**Given instruction**
Report every line below that contains the string "checkbox".

**Input material**
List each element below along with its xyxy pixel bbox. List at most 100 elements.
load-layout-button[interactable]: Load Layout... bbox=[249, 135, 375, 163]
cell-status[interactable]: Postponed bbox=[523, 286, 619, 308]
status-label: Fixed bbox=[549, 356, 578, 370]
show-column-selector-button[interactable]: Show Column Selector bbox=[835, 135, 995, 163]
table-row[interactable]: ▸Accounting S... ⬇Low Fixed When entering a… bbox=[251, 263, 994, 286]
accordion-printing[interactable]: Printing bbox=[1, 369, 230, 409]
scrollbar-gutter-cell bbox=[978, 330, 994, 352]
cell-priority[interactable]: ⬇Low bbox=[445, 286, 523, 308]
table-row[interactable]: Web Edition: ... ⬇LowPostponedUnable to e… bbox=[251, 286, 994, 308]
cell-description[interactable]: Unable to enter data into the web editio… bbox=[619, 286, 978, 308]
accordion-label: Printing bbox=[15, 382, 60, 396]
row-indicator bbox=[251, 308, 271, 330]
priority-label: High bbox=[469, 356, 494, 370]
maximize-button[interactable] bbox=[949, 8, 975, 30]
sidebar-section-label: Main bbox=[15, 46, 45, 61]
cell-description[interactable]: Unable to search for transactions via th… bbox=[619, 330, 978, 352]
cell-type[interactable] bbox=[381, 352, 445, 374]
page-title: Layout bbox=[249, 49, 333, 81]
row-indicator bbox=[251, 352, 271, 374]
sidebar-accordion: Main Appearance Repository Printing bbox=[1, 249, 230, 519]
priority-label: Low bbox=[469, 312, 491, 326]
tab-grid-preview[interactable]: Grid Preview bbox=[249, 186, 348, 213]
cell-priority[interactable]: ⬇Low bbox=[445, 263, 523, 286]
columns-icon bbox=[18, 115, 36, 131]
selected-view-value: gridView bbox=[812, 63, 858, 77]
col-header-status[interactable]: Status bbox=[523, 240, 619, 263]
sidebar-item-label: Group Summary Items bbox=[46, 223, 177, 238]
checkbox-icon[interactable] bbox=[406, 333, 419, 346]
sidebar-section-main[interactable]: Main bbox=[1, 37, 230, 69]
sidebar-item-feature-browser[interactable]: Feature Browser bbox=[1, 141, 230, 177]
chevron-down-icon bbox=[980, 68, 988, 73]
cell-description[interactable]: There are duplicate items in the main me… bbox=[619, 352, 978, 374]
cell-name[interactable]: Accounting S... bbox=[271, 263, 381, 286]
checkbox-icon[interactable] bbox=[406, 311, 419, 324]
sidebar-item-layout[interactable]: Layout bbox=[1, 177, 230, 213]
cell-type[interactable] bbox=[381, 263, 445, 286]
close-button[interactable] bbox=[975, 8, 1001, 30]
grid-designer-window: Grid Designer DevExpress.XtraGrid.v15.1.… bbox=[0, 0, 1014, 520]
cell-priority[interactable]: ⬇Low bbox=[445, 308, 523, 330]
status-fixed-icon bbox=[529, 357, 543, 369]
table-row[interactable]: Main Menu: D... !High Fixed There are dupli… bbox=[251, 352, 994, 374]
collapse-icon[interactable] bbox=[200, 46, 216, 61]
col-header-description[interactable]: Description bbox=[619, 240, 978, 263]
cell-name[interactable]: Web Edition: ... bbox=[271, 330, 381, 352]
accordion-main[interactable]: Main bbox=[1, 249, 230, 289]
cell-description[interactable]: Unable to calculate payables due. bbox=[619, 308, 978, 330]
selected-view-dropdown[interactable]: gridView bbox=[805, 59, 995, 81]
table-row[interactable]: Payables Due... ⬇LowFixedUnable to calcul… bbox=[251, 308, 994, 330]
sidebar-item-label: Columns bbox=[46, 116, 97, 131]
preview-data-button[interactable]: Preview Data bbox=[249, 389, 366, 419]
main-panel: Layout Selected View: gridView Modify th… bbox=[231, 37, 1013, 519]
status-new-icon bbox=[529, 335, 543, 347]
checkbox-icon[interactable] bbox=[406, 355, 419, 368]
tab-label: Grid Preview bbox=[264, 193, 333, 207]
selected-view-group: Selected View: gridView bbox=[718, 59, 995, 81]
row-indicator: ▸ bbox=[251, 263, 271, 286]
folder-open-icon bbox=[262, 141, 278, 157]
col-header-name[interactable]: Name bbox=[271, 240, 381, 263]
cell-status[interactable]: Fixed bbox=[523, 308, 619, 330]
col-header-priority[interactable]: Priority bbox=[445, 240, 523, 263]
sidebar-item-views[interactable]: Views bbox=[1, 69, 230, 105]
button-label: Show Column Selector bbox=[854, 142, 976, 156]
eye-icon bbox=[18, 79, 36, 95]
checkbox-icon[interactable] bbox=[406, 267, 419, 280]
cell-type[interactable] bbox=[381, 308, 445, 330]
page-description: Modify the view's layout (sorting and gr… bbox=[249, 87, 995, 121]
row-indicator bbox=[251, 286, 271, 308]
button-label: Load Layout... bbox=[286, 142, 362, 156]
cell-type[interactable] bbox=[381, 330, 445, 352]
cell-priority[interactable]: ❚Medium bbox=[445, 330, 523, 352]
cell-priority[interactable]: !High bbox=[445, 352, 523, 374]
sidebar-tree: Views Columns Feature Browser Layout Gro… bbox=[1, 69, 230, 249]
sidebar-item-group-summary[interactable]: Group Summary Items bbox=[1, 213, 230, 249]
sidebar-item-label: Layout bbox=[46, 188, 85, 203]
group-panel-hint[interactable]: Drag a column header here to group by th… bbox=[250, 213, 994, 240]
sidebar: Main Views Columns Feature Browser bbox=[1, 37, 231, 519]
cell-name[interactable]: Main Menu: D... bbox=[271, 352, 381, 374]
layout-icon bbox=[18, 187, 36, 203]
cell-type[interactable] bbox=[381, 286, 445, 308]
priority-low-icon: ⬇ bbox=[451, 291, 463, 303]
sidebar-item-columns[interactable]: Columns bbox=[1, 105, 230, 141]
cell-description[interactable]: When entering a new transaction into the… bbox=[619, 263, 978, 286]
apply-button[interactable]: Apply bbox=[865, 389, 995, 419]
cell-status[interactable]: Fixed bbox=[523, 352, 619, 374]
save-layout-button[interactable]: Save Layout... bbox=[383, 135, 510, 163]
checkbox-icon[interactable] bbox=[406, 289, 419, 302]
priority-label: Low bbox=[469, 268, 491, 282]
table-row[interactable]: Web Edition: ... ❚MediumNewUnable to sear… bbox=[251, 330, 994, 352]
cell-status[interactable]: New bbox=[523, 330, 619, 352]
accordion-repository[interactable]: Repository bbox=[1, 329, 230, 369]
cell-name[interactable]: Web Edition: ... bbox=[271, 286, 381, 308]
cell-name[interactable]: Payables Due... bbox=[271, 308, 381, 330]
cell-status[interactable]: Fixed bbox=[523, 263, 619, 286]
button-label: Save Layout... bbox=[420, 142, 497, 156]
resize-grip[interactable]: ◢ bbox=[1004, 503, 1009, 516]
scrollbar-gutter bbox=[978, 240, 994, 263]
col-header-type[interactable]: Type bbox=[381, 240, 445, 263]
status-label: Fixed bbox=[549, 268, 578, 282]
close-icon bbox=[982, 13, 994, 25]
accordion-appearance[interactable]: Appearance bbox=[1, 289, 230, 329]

**Task answer**
checkbox-icon[interactable] bbox=[406, 333, 419, 346]
checkbox-icon[interactable] bbox=[406, 311, 419, 324]
checkbox-icon[interactable] bbox=[406, 355, 419, 368]
checkbox-icon[interactable] bbox=[406, 267, 419, 280]
checkbox-icon[interactable] bbox=[406, 289, 419, 302]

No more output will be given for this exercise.